WORK TO DO: Report, as a bare number, how many lines contain the string "JSON".
====
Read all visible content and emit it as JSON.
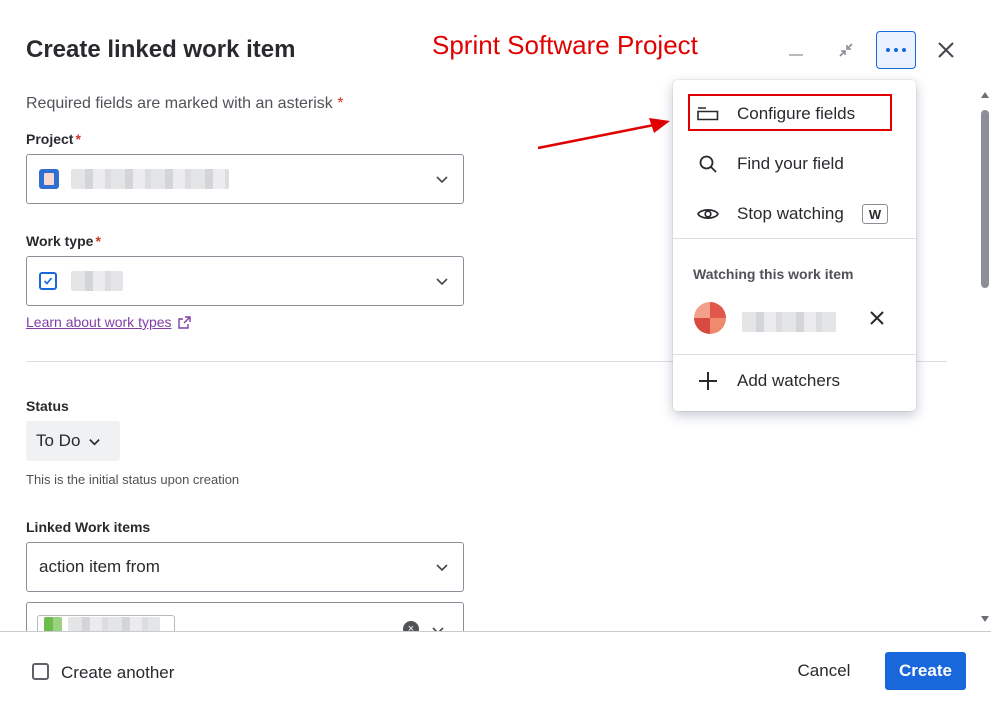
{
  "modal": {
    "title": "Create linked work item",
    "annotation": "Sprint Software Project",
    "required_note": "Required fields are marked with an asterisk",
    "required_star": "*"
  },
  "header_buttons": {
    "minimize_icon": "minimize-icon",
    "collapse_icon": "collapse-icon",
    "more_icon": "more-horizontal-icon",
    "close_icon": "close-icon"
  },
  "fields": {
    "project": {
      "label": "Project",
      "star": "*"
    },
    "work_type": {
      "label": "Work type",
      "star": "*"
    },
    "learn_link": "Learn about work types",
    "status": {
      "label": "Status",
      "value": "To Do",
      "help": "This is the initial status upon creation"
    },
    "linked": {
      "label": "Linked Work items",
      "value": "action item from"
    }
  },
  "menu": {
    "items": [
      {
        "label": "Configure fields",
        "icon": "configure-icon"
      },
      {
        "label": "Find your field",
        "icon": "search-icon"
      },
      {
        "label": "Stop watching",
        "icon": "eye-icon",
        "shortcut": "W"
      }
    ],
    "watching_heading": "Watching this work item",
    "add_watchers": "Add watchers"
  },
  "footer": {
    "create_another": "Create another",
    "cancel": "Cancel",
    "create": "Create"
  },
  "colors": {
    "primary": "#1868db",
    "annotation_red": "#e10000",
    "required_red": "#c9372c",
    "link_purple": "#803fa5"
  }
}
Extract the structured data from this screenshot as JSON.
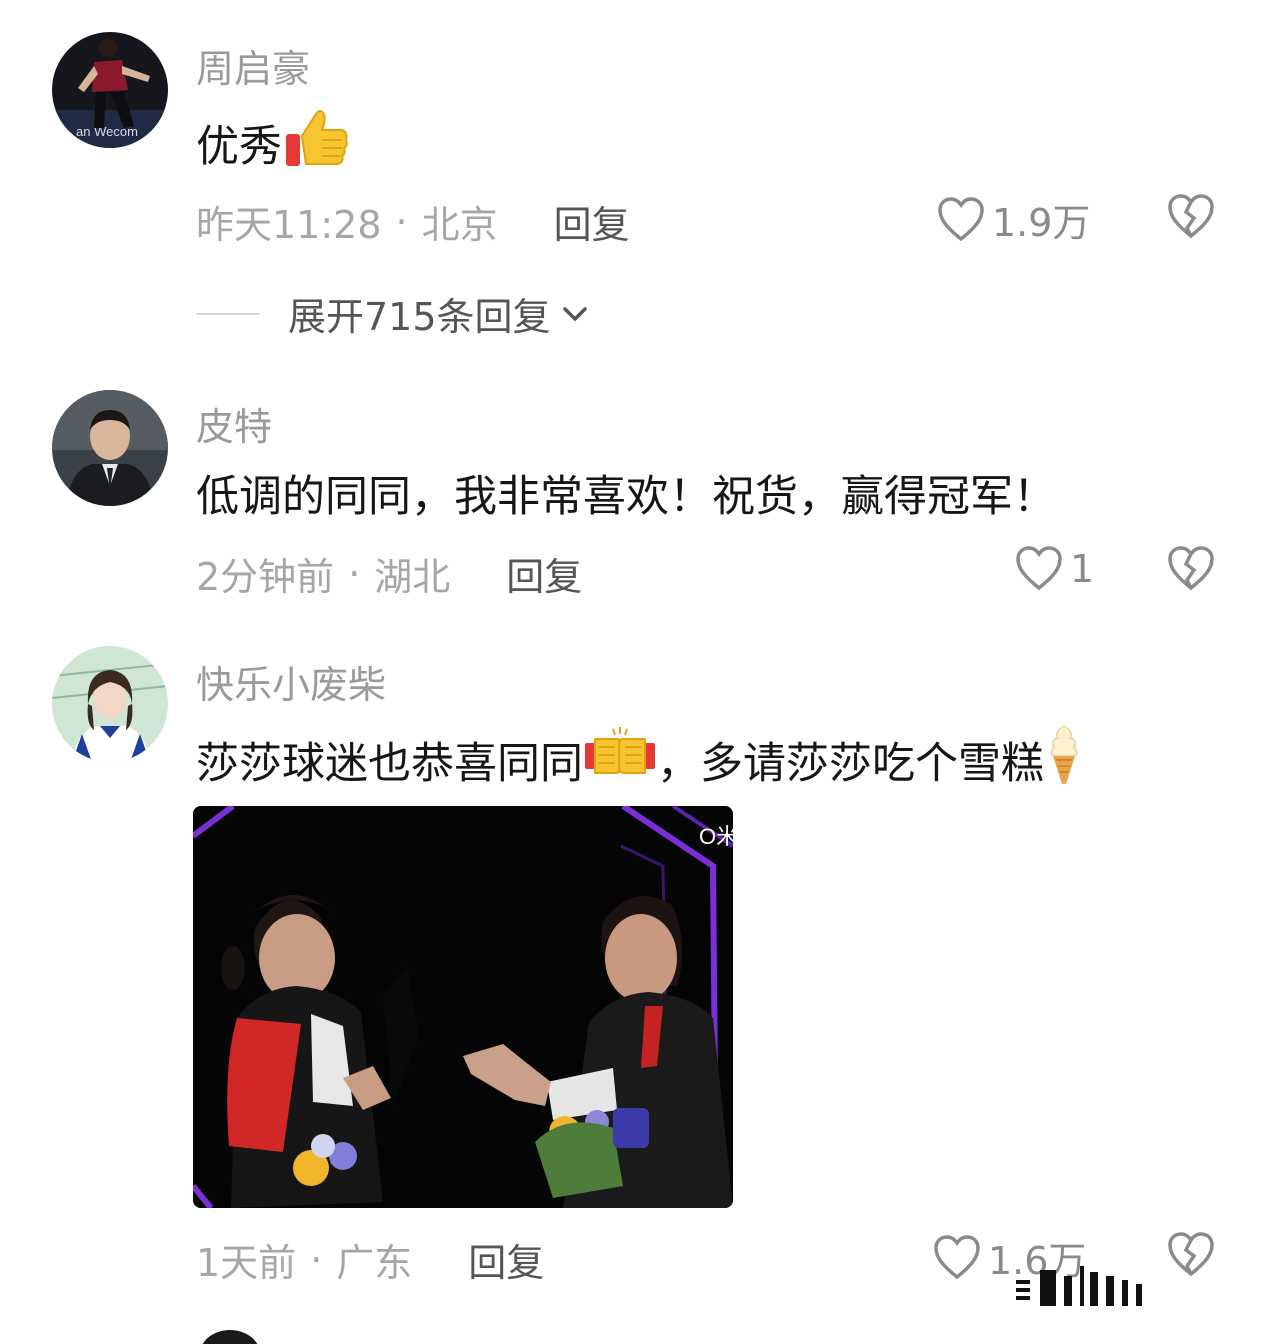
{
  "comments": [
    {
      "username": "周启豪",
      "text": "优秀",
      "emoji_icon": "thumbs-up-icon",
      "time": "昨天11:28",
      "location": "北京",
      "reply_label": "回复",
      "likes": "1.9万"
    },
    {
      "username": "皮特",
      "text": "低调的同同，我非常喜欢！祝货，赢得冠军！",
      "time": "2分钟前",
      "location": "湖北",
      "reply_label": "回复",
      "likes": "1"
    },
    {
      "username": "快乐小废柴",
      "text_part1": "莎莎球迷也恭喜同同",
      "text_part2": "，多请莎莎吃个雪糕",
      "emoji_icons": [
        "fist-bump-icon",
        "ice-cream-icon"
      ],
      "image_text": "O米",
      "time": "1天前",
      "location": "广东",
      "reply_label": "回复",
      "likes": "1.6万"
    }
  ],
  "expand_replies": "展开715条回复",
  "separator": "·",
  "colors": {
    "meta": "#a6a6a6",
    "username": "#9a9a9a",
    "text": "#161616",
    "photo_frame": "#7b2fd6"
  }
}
====
RESULT OF THE EXERCISE: 2